LMP2車両がトップタイムをマーク、ハイパーカーは不利!?
2021年4月29日に開幕するシーズン第1戦スパ・フランコルシャン6時間レースを前に、4月26日と27日の2日間にかけて、開幕戦が行われるベルギーのスパ・フランコルシャン・サーキットでプロローグテストが行われた。
今季より採用されるハイパーカーなど35台のニューマシンが集結、トヨタGR010ハイブリッドはライバル車両と初めて対峙し、準備していた多くのテスト項目をこなした。今回のテストの主な目的は、週末に迫った2021年開幕戦スパ・フランコルシャン6時間レースへ向けた車両ハンドリングとセットアップの改良だったというが、ライバルとのタイム差も興味深いところだっただろう。
チームは冬季オフシーズン中のテストでまずGR010ハイブリッドの特性を把握し、その後セッティングの微調整を行った上で、このプロローグテストに臨んだ。
7号車は、初日のテストセッションで油圧および電気系のトラブルで走り出しが遅れ、さらに2日目にはGT車両との接触で修復に若干の時間を取られたものの、その後、セットアップを順調にこなした。一方、8号車は2日間を通してトラブルなくテストを終了している。
少し意外だったのは、総合トップタイムをLMP2車両のG-DRIVEレーシングのAurus 01-Gibsonがマークしたこと。まだセットアップの段階とはいえ、LMP2車両がハイパーカーカテゴリーと同等の速いラップタイムを記録したことは、2020年までのWECとは異なることを示している。
チームはテスト後もスパ・フランコルシャンにとどまり、29日に迎える開幕戦での走行セッションへ向けた準備を進めていく。なお、開幕を前に、小林可夢偉と中嶋一貴の記者会見が行われ、次のように語っている。
小林可夢偉(トヨタGR010ハイブリッド 7号車)
「7号車にとってはタフな2日間でしたが、大変な作業でコースへと戻してくれたメカニックとエンジニアに感謝しています。今シーズンはハイパーカーになったのが一番の大きな違いですが、LMP2が速くて混戦になりそうです。これまでより我々のクルマを遅くするというのがレギュレーションの狙いでしたので、これは成功かもしれません。テストでは燃料を積んで走っているので、予選ではもう少し速く走れると思いますが、車重が大きくなっているのがタイヤに負担となっている感じですね。レースではもちろん優勝を目指していますが、まずは完走してマシンへの理解を深めるのが重要だと思ってます。まだ生まれたばかりのクルマなので、乗りやすくしていきたいですね。イメージ的には昨年のTS050ハイブリッドがフォーミュラカーなら、このGR010ハイブリッドはGTカーという感じです」

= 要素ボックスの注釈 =
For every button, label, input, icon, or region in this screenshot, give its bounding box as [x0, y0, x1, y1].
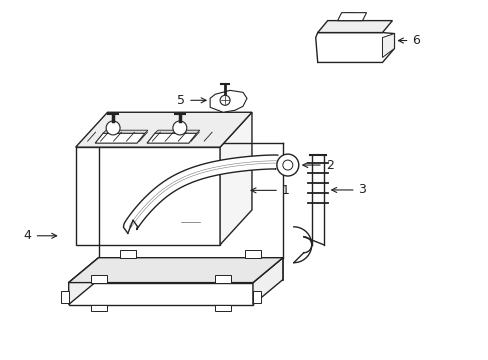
- Polygon shape: [215, 275, 230, 283]
- Polygon shape: [103, 130, 148, 133]
- Polygon shape: [210, 90, 246, 112]
- Polygon shape: [95, 133, 144, 143]
- Text: 1: 1: [250, 184, 289, 197]
- Polygon shape: [317, 21, 392, 32]
- Polygon shape: [220, 112, 251, 245]
- Polygon shape: [123, 155, 277, 233]
- Polygon shape: [68, 258, 99, 305]
- Polygon shape: [76, 147, 220, 245]
- Polygon shape: [252, 258, 282, 305]
- Circle shape: [173, 121, 186, 135]
- Circle shape: [347, 13, 355, 21]
- Circle shape: [106, 121, 120, 135]
- Polygon shape: [61, 291, 68, 302]
- Polygon shape: [215, 305, 230, 311]
- Polygon shape: [68, 258, 282, 283]
- Circle shape: [220, 95, 229, 105]
- Text: 6: 6: [398, 34, 419, 47]
- Polygon shape: [382, 33, 394, 58]
- Polygon shape: [76, 112, 251, 147]
- Text: 3: 3: [331, 184, 366, 197]
- Text: 5: 5: [177, 94, 205, 107]
- Polygon shape: [68, 283, 252, 305]
- Polygon shape: [99, 165, 282, 280]
- Polygon shape: [99, 143, 282, 258]
- Circle shape: [282, 160, 292, 170]
- Text: 4: 4: [24, 229, 57, 242]
- Polygon shape: [120, 250, 136, 258]
- Text: 2: 2: [302, 158, 333, 172]
- Polygon shape: [244, 250, 261, 258]
- Polygon shape: [337, 13, 366, 21]
- Polygon shape: [315, 32, 394, 62]
- Polygon shape: [147, 133, 196, 143]
- Polygon shape: [90, 275, 106, 283]
- Circle shape: [276, 154, 298, 176]
- Polygon shape: [90, 305, 106, 311]
- Polygon shape: [155, 130, 200, 133]
- Polygon shape: [252, 291, 261, 302]
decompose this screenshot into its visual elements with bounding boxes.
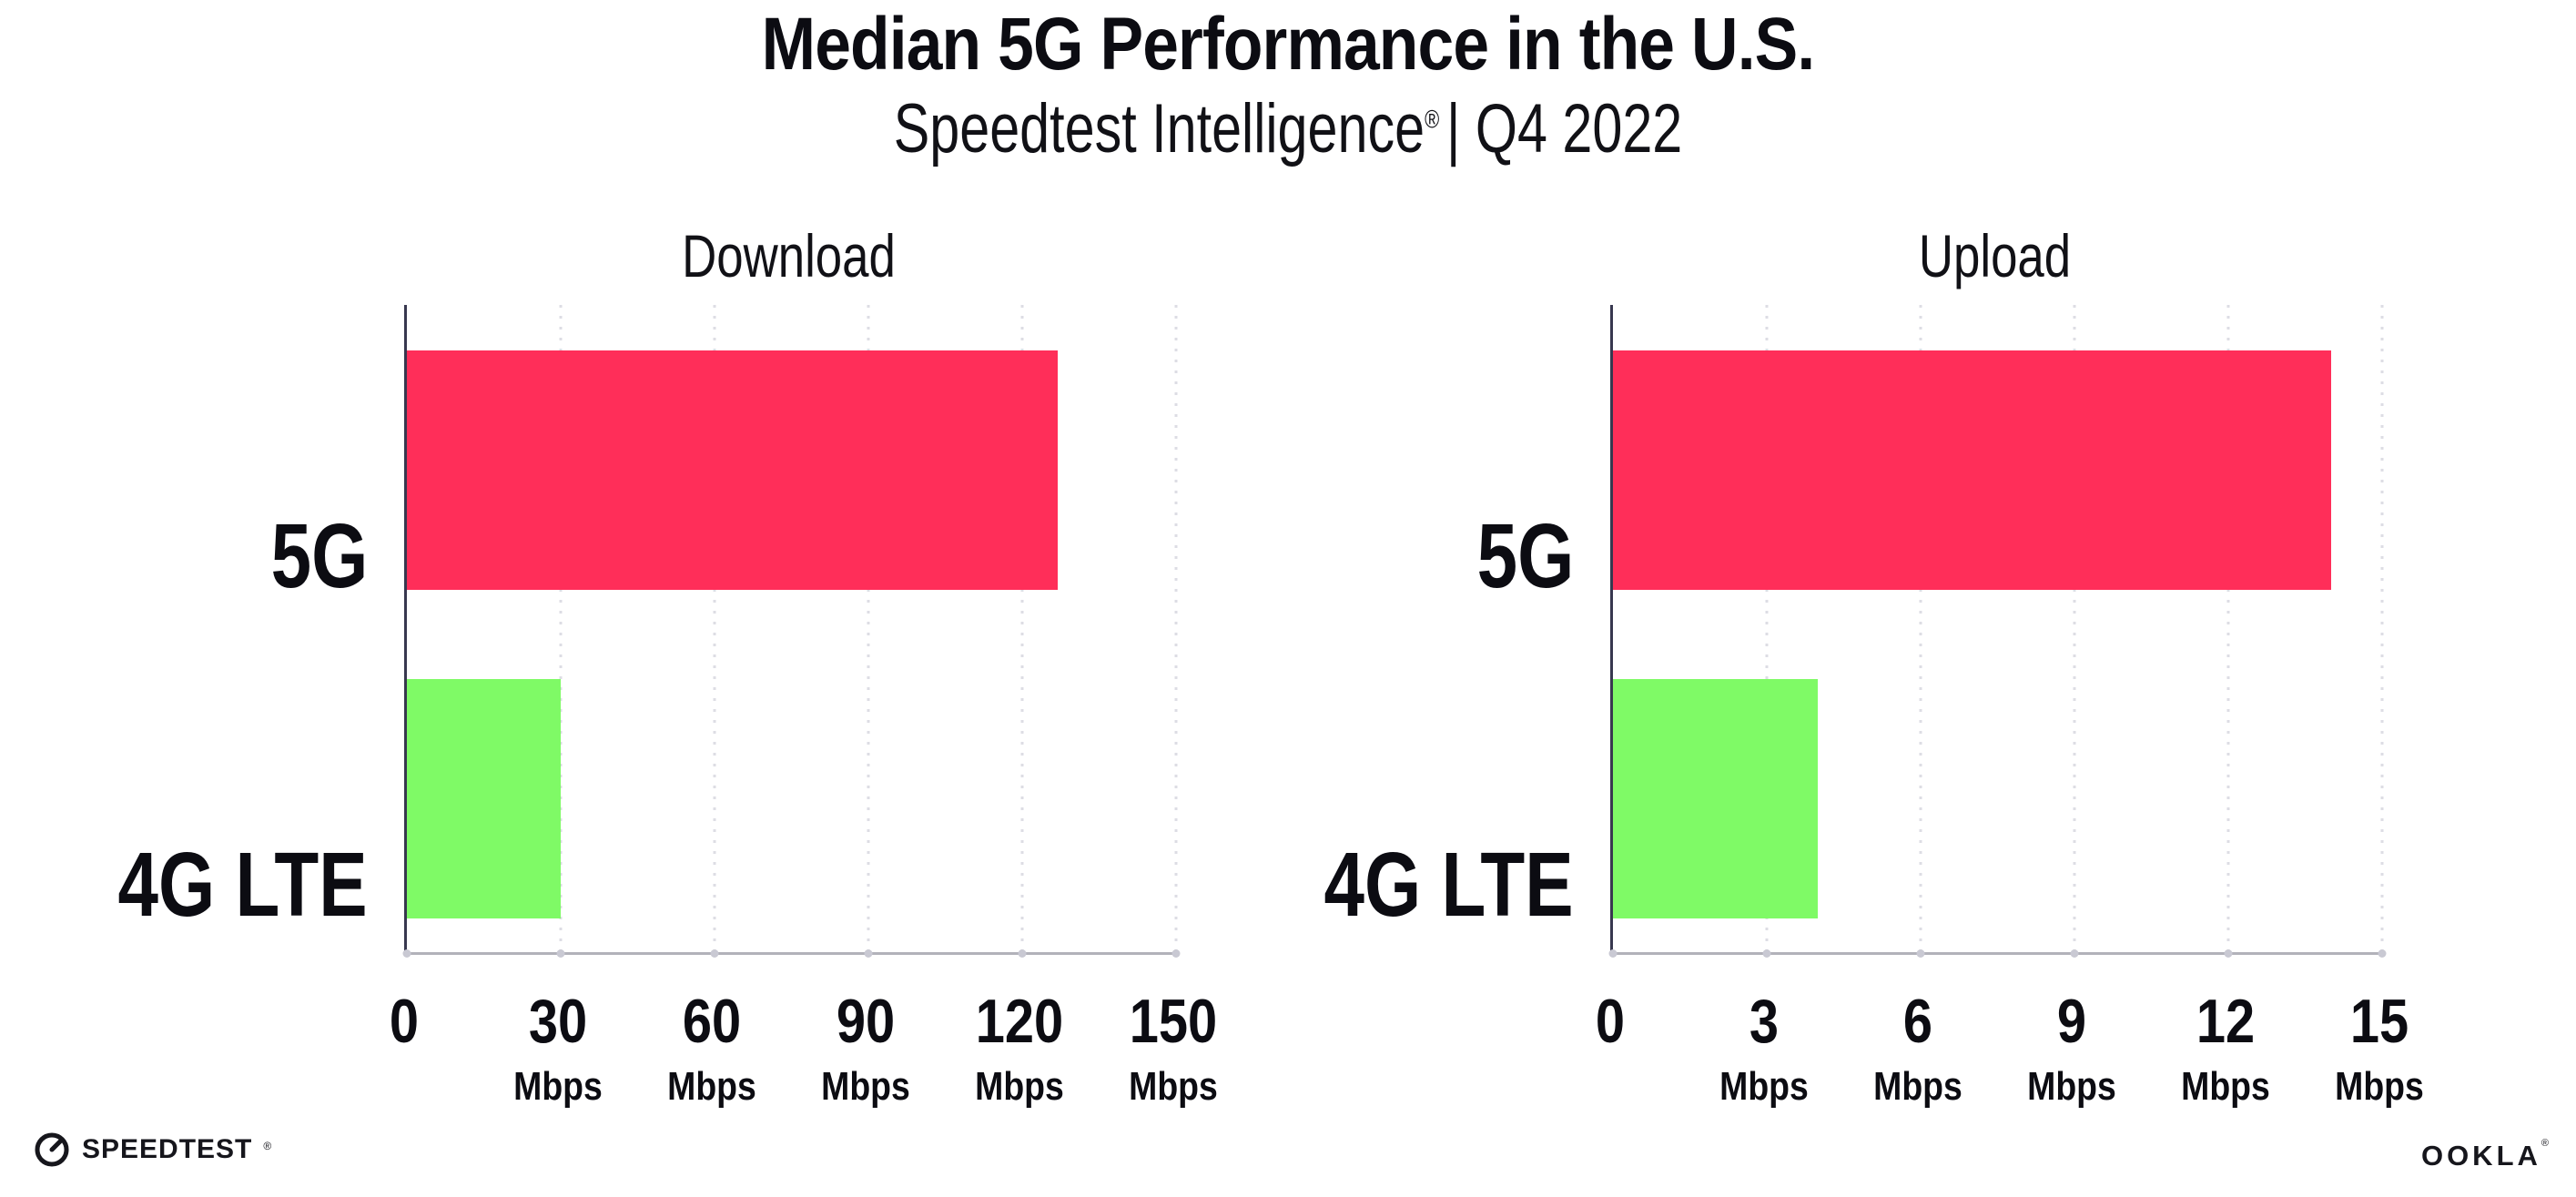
page-subtitle: Speedtest Intelligence® | Q4 2022 bbox=[283, 89, 2292, 168]
axis-tick-dot-120 bbox=[1018, 949, 1027, 958]
axis-tick-dot-30 bbox=[556, 949, 565, 958]
page-title: Median 5G Performance in the U.S. bbox=[761, 3, 1815, 86]
x-tick-3: 3 Mbps bbox=[1712, 952, 1817, 1107]
x-tick-value: 30 bbox=[528, 987, 588, 1056]
gridline-60 bbox=[713, 305, 716, 952]
download-plot-area bbox=[402, 305, 1181, 958]
download-chart: Download 0 30 Mbps 60 Mbps 90 Mbps 120 Mbps 150 Mb… bbox=[76, 218, 1218, 1129]
x-tick-unit: Mbps bbox=[513, 1064, 603, 1109]
speedtest-wordmark: SPEEDTEST bbox=[82, 1134, 253, 1164]
x-tick-value: 15 bbox=[2349, 987, 2409, 1056]
subtitle-brand: Speedtest Intelligence bbox=[893, 90, 1425, 167]
axis-tick-dot-0 bbox=[1608, 949, 1618, 958]
gridline-150 bbox=[1174, 305, 1178, 952]
x-tick-value: 6 bbox=[1902, 987, 1933, 1056]
x-tick-value: 90 bbox=[836, 987, 896, 1056]
x-tick-30: 30 Mbps bbox=[506, 952, 611, 1107]
x-tick-value: 9 bbox=[2056, 987, 2087, 1056]
x-tick-unit: Mbps bbox=[1873, 1064, 1962, 1109]
bar-4g-lte-download bbox=[407, 679, 561, 918]
x-tick-120: 120 Mbps bbox=[968, 952, 1072, 1107]
axis-tick-dot-15 bbox=[2378, 949, 2387, 958]
axis-tick-dot-6 bbox=[1916, 949, 1925, 958]
x-tick-150: 150 Mbps bbox=[1121, 952, 1226, 1107]
x-tick-value: 0 bbox=[389, 987, 420, 1056]
ookla-logo: OOKLA® bbox=[2420, 1138, 2549, 1172]
x-tick-unit: Mbps bbox=[2027, 1064, 2116, 1109]
registered-trademark-icon: ® bbox=[1425, 105, 1440, 134]
x-tick-value: 150 bbox=[1129, 987, 1218, 1056]
category-label-4g-lte: 4G LTE bbox=[117, 834, 368, 936]
x-tick-unit: Mbps bbox=[667, 1064, 756, 1109]
x-tick-value: 3 bbox=[1749, 987, 1780, 1056]
x-tick-unit: Mbps bbox=[821, 1064, 910, 1109]
gridline-30 bbox=[559, 305, 563, 952]
x-tick-unit: Mbps bbox=[975, 1064, 1064, 1109]
x-tick-90: 90 Mbps bbox=[814, 952, 918, 1107]
gridline-12 bbox=[2226, 305, 2230, 952]
bar-4g-lte-upload bbox=[1613, 679, 1819, 918]
x-tick-value: 120 bbox=[975, 987, 1064, 1056]
bar-5g-download bbox=[407, 350, 1059, 590]
gridline-120 bbox=[1020, 305, 1024, 952]
x-tick-6: 6 Mbps bbox=[1866, 952, 1971, 1107]
x-tick-0: 0 bbox=[1593, 952, 1628, 1052]
upload-plot-area bbox=[1608, 305, 2387, 958]
x-tick-unit: Mbps bbox=[2181, 1064, 2270, 1109]
gridline-15 bbox=[2380, 305, 2384, 952]
axis-tick-dot-90 bbox=[864, 949, 873, 958]
bar-5g-upload bbox=[1613, 350, 2331, 590]
x-tick-9: 9 Mbps bbox=[2020, 952, 2125, 1107]
ookla-registered-icon: ® bbox=[2541, 1138, 2549, 1149]
speedtest-trademark-icon: ® bbox=[263, 1140, 272, 1152]
speedtest-logo: SPEEDTEST ® bbox=[33, 1131, 271, 1169]
axis-tick-dot-3 bbox=[1762, 949, 1771, 958]
x-tick-value: 60 bbox=[682, 987, 742, 1056]
gridline-3 bbox=[1765, 305, 1769, 952]
upload-x-axis: 0 3 Mbps 6 Mbps 9 Mbps 12 Mbps 15 Mbps bbox=[1596, 952, 2424, 1125]
x-tick-value: 12 bbox=[2196, 987, 2256, 1056]
gridline-6 bbox=[1919, 305, 1922, 952]
upload-chart-title: Upload bbox=[1918, 222, 2072, 289]
x-tick-0: 0 bbox=[387, 952, 421, 1052]
x-tick-12: 12 Mbps bbox=[2174, 952, 2278, 1107]
upload-chart: Upload 0 3 Mbps 6 Mbps 9 Mbps 12 Mbps 15 Mbps 5G 4G… bbox=[1283, 218, 2424, 1129]
axis-tick-dot-0 bbox=[402, 949, 411, 958]
category-label-5g: 5G bbox=[270, 505, 368, 607]
speedtest-gauge-icon bbox=[33, 1131, 71, 1169]
x-tick-unit: Mbps bbox=[2335, 1064, 2424, 1109]
axis-tick-dot-60 bbox=[710, 949, 719, 958]
gridline-90 bbox=[867, 305, 870, 952]
download-x-axis: 0 30 Mbps 60 Mbps 90 Mbps 120 Mbps 150 Mbps bbox=[390, 952, 1218, 1125]
category-label-4g-lte: 4G LTE bbox=[1323, 834, 1574, 936]
x-tick-unit: Mbps bbox=[1129, 1064, 1218, 1109]
download-chart-title: Download bbox=[682, 222, 896, 289]
category-label-5g: 5G bbox=[1476, 505, 1574, 607]
ookla-wordmark: OOKLA bbox=[2420, 1140, 2541, 1172]
x-tick-15: 15 Mbps bbox=[2328, 952, 2432, 1107]
gridline-9 bbox=[2073, 305, 2076, 952]
axis-tick-dot-9 bbox=[2070, 949, 2079, 958]
axis-tick-dot-150 bbox=[1171, 949, 1181, 958]
x-tick-60: 60 Mbps bbox=[660, 952, 765, 1107]
x-tick-value: 0 bbox=[1595, 987, 1626, 1056]
subtitle-period: | Q4 2022 bbox=[1445, 90, 1683, 167]
x-tick-unit: Mbps bbox=[1719, 1064, 1809, 1109]
axis-tick-dot-12 bbox=[2224, 949, 2233, 958]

= 課題 1 =
プロローグテストの記事によると、総合トップタイムを記録したのはどのチームのどの車両ですか。
= 課題 2 =
プロローグテストの記事を、最後の文の後から書き継いでください。
これらの記録は別の出典から取ったものです。

= 記述回答 1 =
LMP2車両であるG-DRIVEレーシングのAurus 01-Gibsonです。

= 記述回答 2 =
中嶋一貴(トヨタGR010ハイブリッド 8号車)
「プロローグテストは、他の多くの車両と一緒にコースを走るチャンスという意味でも、我々のオフシーズンテストにおいてとても重要な役割を果たしています。決勝レースへの準備の段階で、他の車両と一緒にテストする方が良いのは明らかです。単独走行では、遅い車両への対応や、タイヤのパフォーマンスを適切に保つことを学ぶのが難しいです。この2日間のテストでも、多くの接触やアクシデントが発生したように、多くのカテゴリーの混走は容易ではありません。そして待ちに待ったレースです。信頼性とかまだ読めない部分もありますが、LMP2が速いので激しいレースになりそうです。ロングランのペースはLMP2とあまり変わらないので、オーバーテイクは簡単ではないでしょう。ハイパーカーではピークパワーが決められていますが、エンジンとモーターのコントロールはスムーズです。ただオーバーテイクの時は注意が必要かもしれません」
開幕戦スパ・フランコルシャン6時間レースは、29日にフリー走行が開始され、30日にはフリー走行のあとに予選が行われる。ハイパーカー新時代の幕を開ける6時間の決勝レースは、5月1日(土)の現地時間13時30分(日本時間20時30分)にスタートする。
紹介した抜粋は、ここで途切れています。